*WORK REQUIRED:* Keep the pictures out and restate every record exactly.

*PROVIDED DATA:*
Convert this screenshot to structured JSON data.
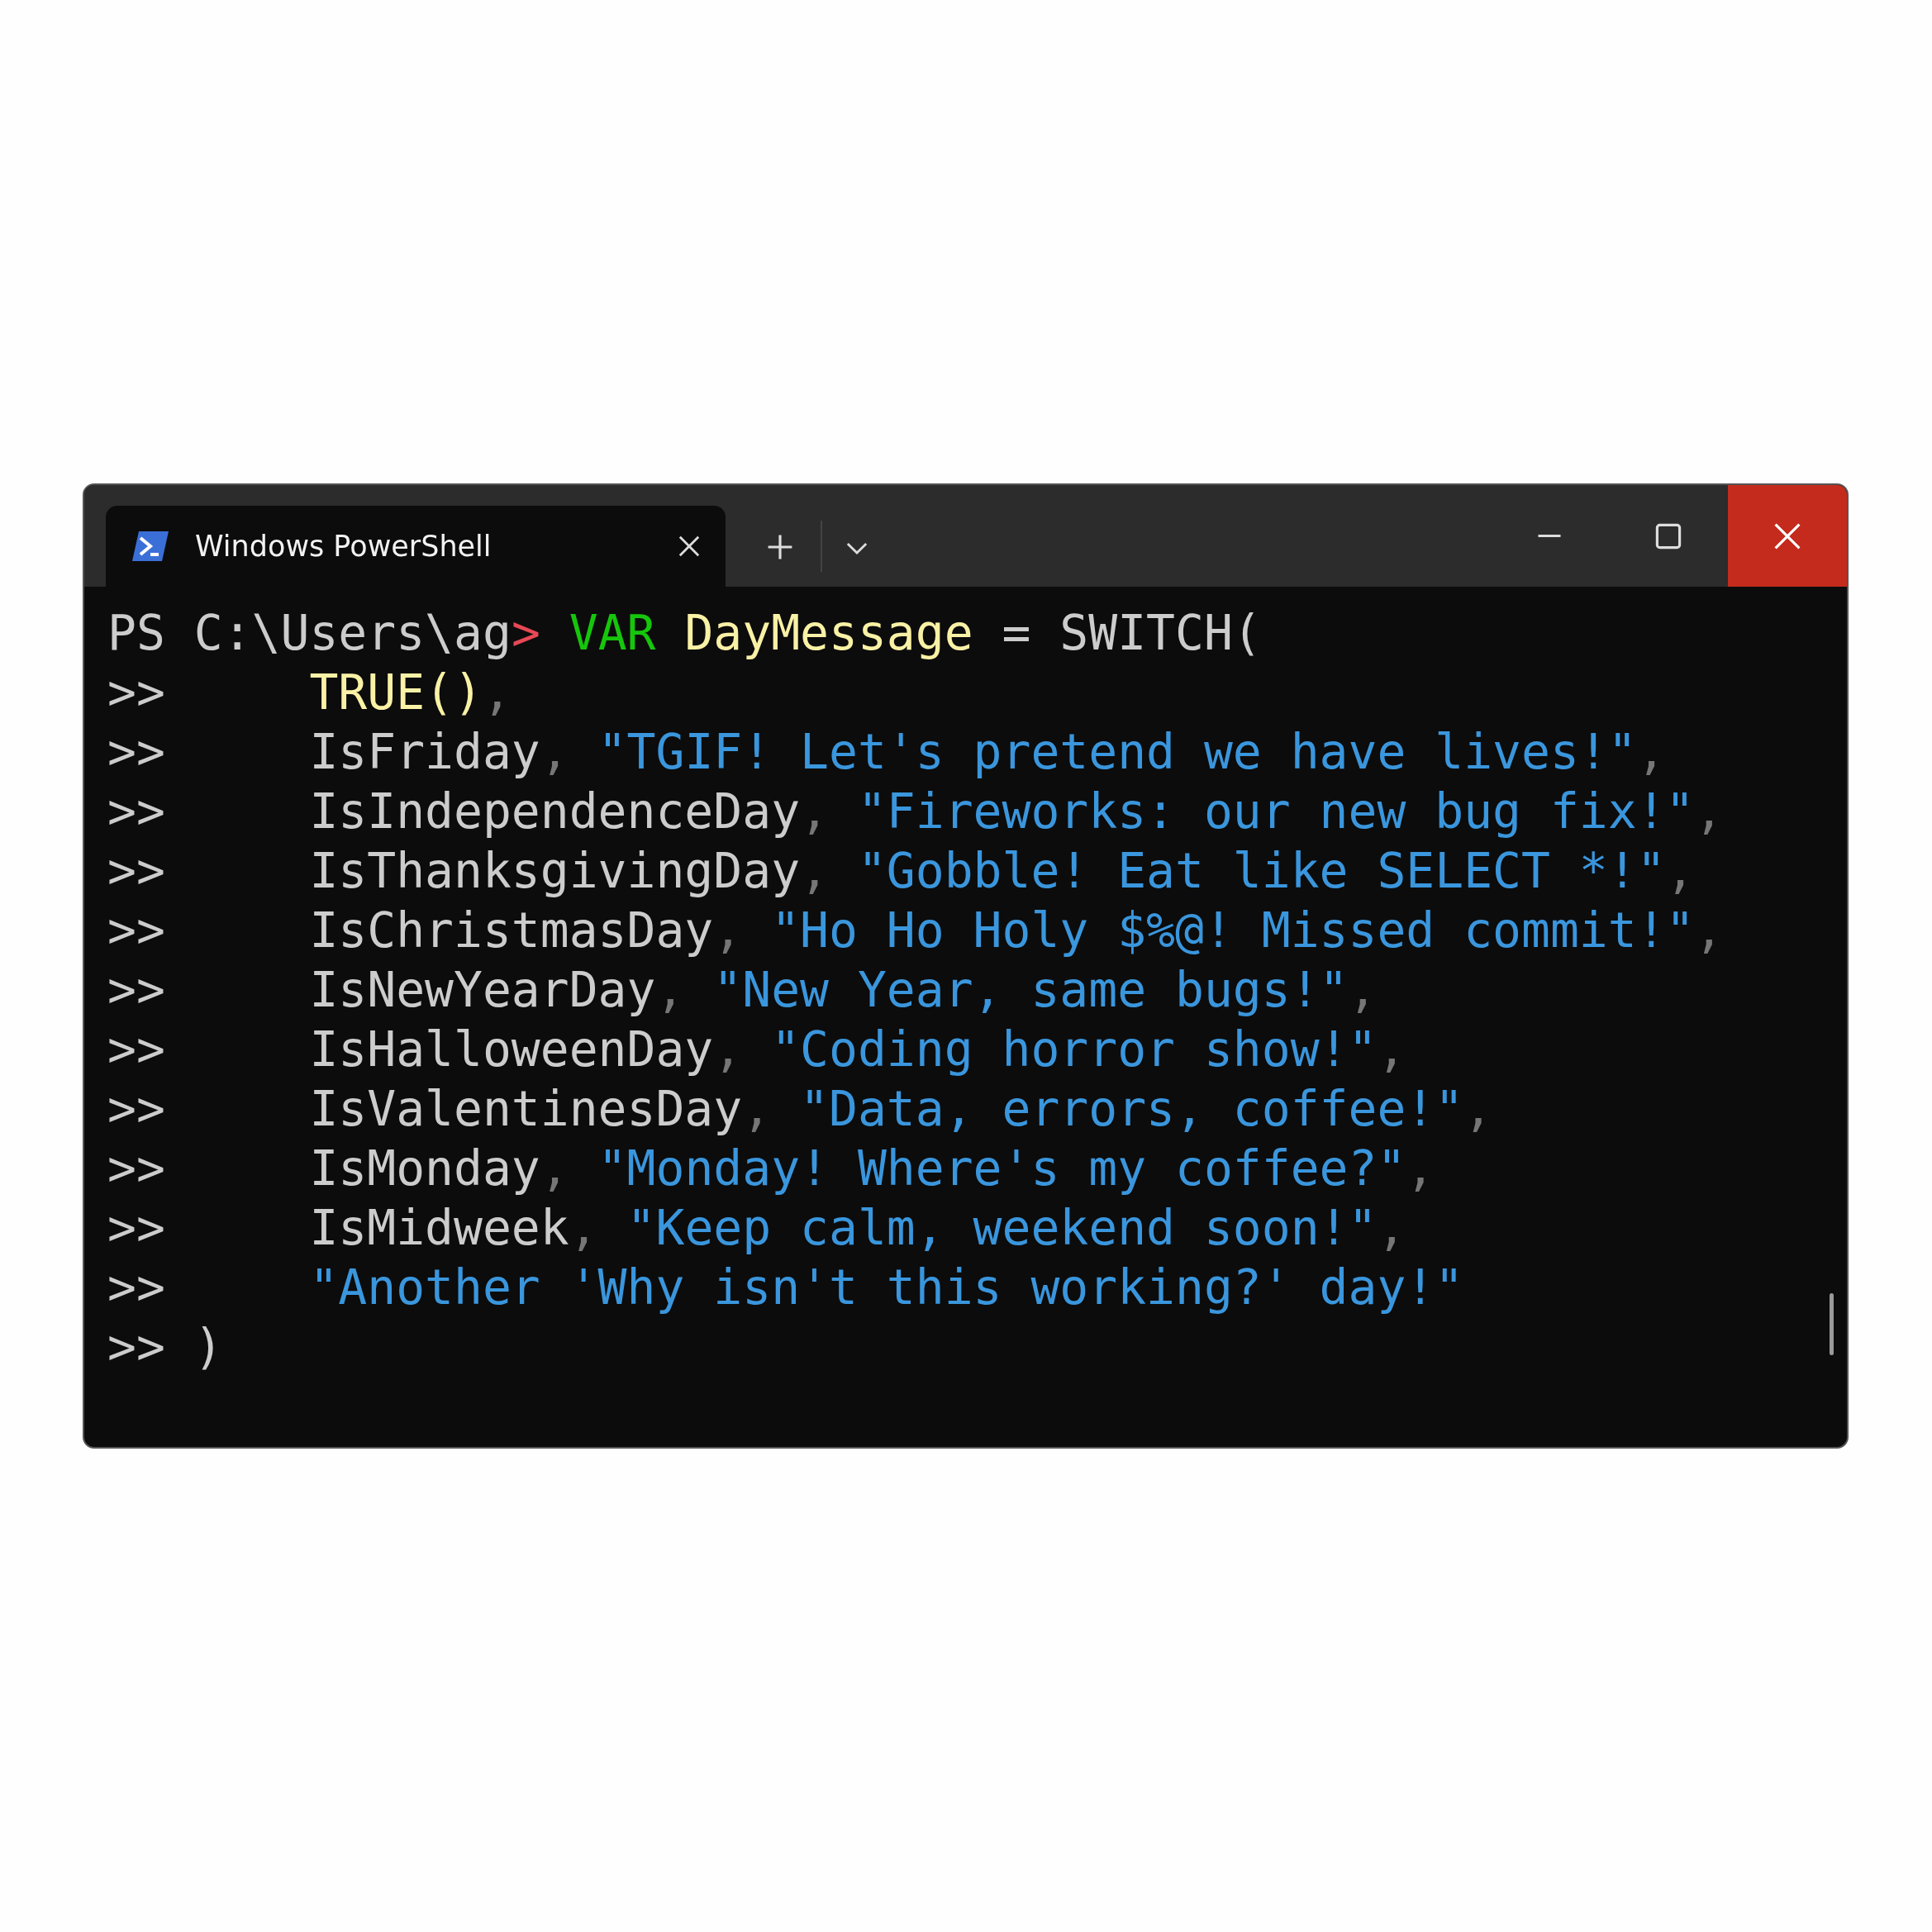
{
  "window": {
    "tab_title": "Windows PowerShell"
  },
  "terminal": {
    "lines": [
      {
        "prompt": "PS C:\\Users\\ag",
        "prompt_arrow": ">",
        "indent": false,
        "tokens": [
          {
            "kind": "keyword",
            "text": " VAR"
          },
          {
            "kind": "name",
            "text": " DayMessage"
          },
          {
            "kind": "plain",
            "text": " = SWITCH("
          }
        ]
      },
      {
        "prompt": ">>",
        "indent": true,
        "tokens": [
          {
            "kind": "name",
            "text": "TRUE()"
          },
          {
            "kind": "comma",
            "text": ","
          }
        ]
      },
      {
        "prompt": ">>",
        "indent": true,
        "tokens": [
          {
            "kind": "plain",
            "text": "IsFriday"
          },
          {
            "kind": "comma",
            "text": ","
          },
          {
            "kind": "string",
            "text": " \"TGIF! Let's pretend we have lives!\""
          },
          {
            "kind": "comma",
            "text": ","
          }
        ]
      },
      {
        "prompt": ">>",
        "indent": true,
        "tokens": [
          {
            "kind": "plain",
            "text": "IsIndependenceDay"
          },
          {
            "kind": "comma",
            "text": ","
          },
          {
            "kind": "string",
            "text": " \"Fireworks: our new bug fix!\""
          },
          {
            "kind": "comma",
            "text": ","
          }
        ]
      },
      {
        "prompt": ">>",
        "indent": true,
        "tokens": [
          {
            "kind": "plain",
            "text": "IsThanksgivingDay"
          },
          {
            "kind": "comma",
            "text": ","
          },
          {
            "kind": "string",
            "text": " \"Gobble! Eat like SELECT *!\""
          },
          {
            "kind": "comma",
            "text": ","
          }
        ]
      },
      {
        "prompt": ">>",
        "indent": true,
        "tokens": [
          {
            "kind": "plain",
            "text": "IsChristmasDay"
          },
          {
            "kind": "comma",
            "text": ","
          },
          {
            "kind": "string",
            "text": " \"Ho Ho Holy $%@! Missed commit!\""
          },
          {
            "kind": "comma",
            "text": ","
          }
        ]
      },
      {
        "prompt": ">>",
        "indent": true,
        "tokens": [
          {
            "kind": "plain",
            "text": "IsNewYearDay"
          },
          {
            "kind": "comma",
            "text": ","
          },
          {
            "kind": "string",
            "text": " \"New Year, same bugs!\""
          },
          {
            "kind": "comma",
            "text": ","
          }
        ]
      },
      {
        "prompt": ">>",
        "indent": true,
        "tokens": [
          {
            "kind": "plain",
            "text": "IsHalloweenDay"
          },
          {
            "kind": "comma",
            "text": ","
          },
          {
            "kind": "string",
            "text": " \"Coding horror show!\""
          },
          {
            "kind": "comma",
            "text": ","
          }
        ]
      },
      {
        "prompt": ">>",
        "indent": true,
        "tokens": [
          {
            "kind": "plain",
            "text": "IsValentinesDay"
          },
          {
            "kind": "comma",
            "text": ","
          },
          {
            "kind": "string",
            "text": " \"Data, errors, coffee!\""
          },
          {
            "kind": "comma",
            "text": ","
          }
        ]
      },
      {
        "prompt": ">>",
        "indent": true,
        "tokens": [
          {
            "kind": "plain",
            "text": "IsMonday"
          },
          {
            "kind": "comma",
            "text": ","
          },
          {
            "kind": "string",
            "text": " \"Monday! Where's my coffee?\""
          },
          {
            "kind": "comma",
            "text": ","
          }
        ]
      },
      {
        "prompt": ">>",
        "indent": true,
        "tokens": [
          {
            "kind": "plain",
            "text": "IsMidweek"
          },
          {
            "kind": "comma",
            "text": ","
          },
          {
            "kind": "string",
            "text": " \"Keep calm, weekend soon!\""
          },
          {
            "kind": "comma",
            "text": ","
          }
        ]
      },
      {
        "prompt": ">>",
        "indent": true,
        "tokens": [
          {
            "kind": "string",
            "text": "\"Another 'Why isn't this working?' day!\""
          }
        ]
      },
      {
        "prompt": ">>",
        "indent": false,
        "tokens": [
          {
            "kind": "plain",
            "text": " )"
          }
        ]
      }
    ]
  }
}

*FINISHED ANSWER:*
Convert this screenshot to structured JSON data.
{
  "window": {
    "tab_title": "Windows PowerShell"
  },
  "terminal": {
    "lines": [
      {
        "prompt": "PS C:\\Users\\ag",
        "prompt_arrow": ">",
        "indent": false,
        "tokens": [
          {
            "kind": "keyword",
            "text": " VAR"
          },
          {
            "kind": "name",
            "text": " DayMessage"
          },
          {
            "kind": "plain",
            "text": " = SWITCH("
          }
        ]
      },
      {
        "prompt": ">>",
        "indent": true,
        "tokens": [
          {
            "kind": "name",
            "text": "TRUE()"
          },
          {
            "kind": "comma",
            "text": ","
          }
        ]
      },
      {
        "prompt": ">>",
        "indent": true,
        "tokens": [
          {
            "kind": "plain",
            "text": "IsFriday"
          },
          {
            "kind": "comma",
            "text": ","
          },
          {
            "kind": "string",
            "text": " \"TGIF! Let's pretend we have lives!\""
          },
          {
            "kind": "comma",
            "text": ","
          }
        ]
      },
      {
        "prompt": ">>",
        "indent": true,
        "tokens": [
          {
            "kind": "plain",
            "text": "IsIndependenceDay"
          },
          {
            "kind": "comma",
            "text": ","
          },
          {
            "kind": "string",
            "text": " \"Fireworks: our new bug fix!\""
          },
          {
            "kind": "comma",
            "text": ","
          }
        ]
      },
      {
        "prompt": ">>",
        "indent": true,
        "tokens": [
          {
            "kind": "plain",
            "text": "IsThanksgivingDay"
          },
          {
            "kind": "comma",
            "text": ","
          },
          {
            "kind": "string",
            "text": " \"Gobble! Eat like SELECT *!\""
          },
          {
            "kind": "comma",
            "text": ","
          }
        ]
      },
      {
        "prompt": ">>",
        "indent": true,
        "tokens": [
          {
            "kind": "plain",
            "text": "IsChristmasDay"
          },
          {
            "kind": "comma",
            "text": ","
          },
          {
            "kind": "string",
            "text": " \"Ho Ho Holy $%@! Missed commit!\""
          },
          {
            "kind": "comma",
            "text": ","
          }
        ]
      },
      {
        "prompt": ">>",
        "indent": true,
        "tokens": [
          {
            "kind": "plain",
            "text": "IsNewYearDay"
          },
          {
            "kind": "comma",
            "text": ","
          },
          {
            "kind": "string",
            "text": " \"New Year, same bugs!\""
          },
          {
            "kind": "comma",
            "text": ","
          }
        ]
      },
      {
        "prompt": ">>",
        "indent": true,
        "tokens": [
          {
            "kind": "plain",
            "text": "IsHalloweenDay"
          },
          {
            "kind": "comma",
            "text": ","
          },
          {
            "kind": "string",
            "text": " \"Coding horror show!\""
          },
          {
            "kind": "comma",
            "text": ","
          }
        ]
      },
      {
        "prompt": ">>",
        "indent": true,
        "tokens": [
          {
            "kind": "plain",
            "text": "IsValentinesDay"
          },
          {
            "kind": "comma",
            "text": ","
          },
          {
            "kind": "string",
            "text": " \"Data, errors, coffee!\""
          },
          {
            "kind": "comma",
            "text": ","
          }
        ]
      },
      {
        "prompt": ">>",
        "indent": true,
        "tokens": [
          {
            "kind": "plain",
            "text": "IsMonday"
          },
          {
            "kind": "comma",
            "text": ","
          },
          {
            "kind": "string",
            "text": " \"Monday! Where's my coffee?\""
          },
          {
            "kind": "comma",
            "text": ","
          }
        ]
      },
      {
        "prompt": ">>",
        "indent": true,
        "tokens": [
          {
            "kind": "plain",
            "text": "IsMidweek"
          },
          {
            "kind": "comma",
            "text": ","
          },
          {
            "kind": "string",
            "text": " \"Keep calm, weekend soon!\""
          },
          {
            "kind": "comma",
            "text": ","
          }
        ]
      },
      {
        "prompt": ">>",
        "indent": true,
        "tokens": [
          {
            "kind": "string",
            "text": "\"Another 'Why isn't this working?' day!\""
          }
        ]
      },
      {
        "prompt": ">>",
        "indent": false,
        "tokens": [
          {
            "kind": "plain",
            "text": " )"
          }
        ]
      }
    ]
  }
}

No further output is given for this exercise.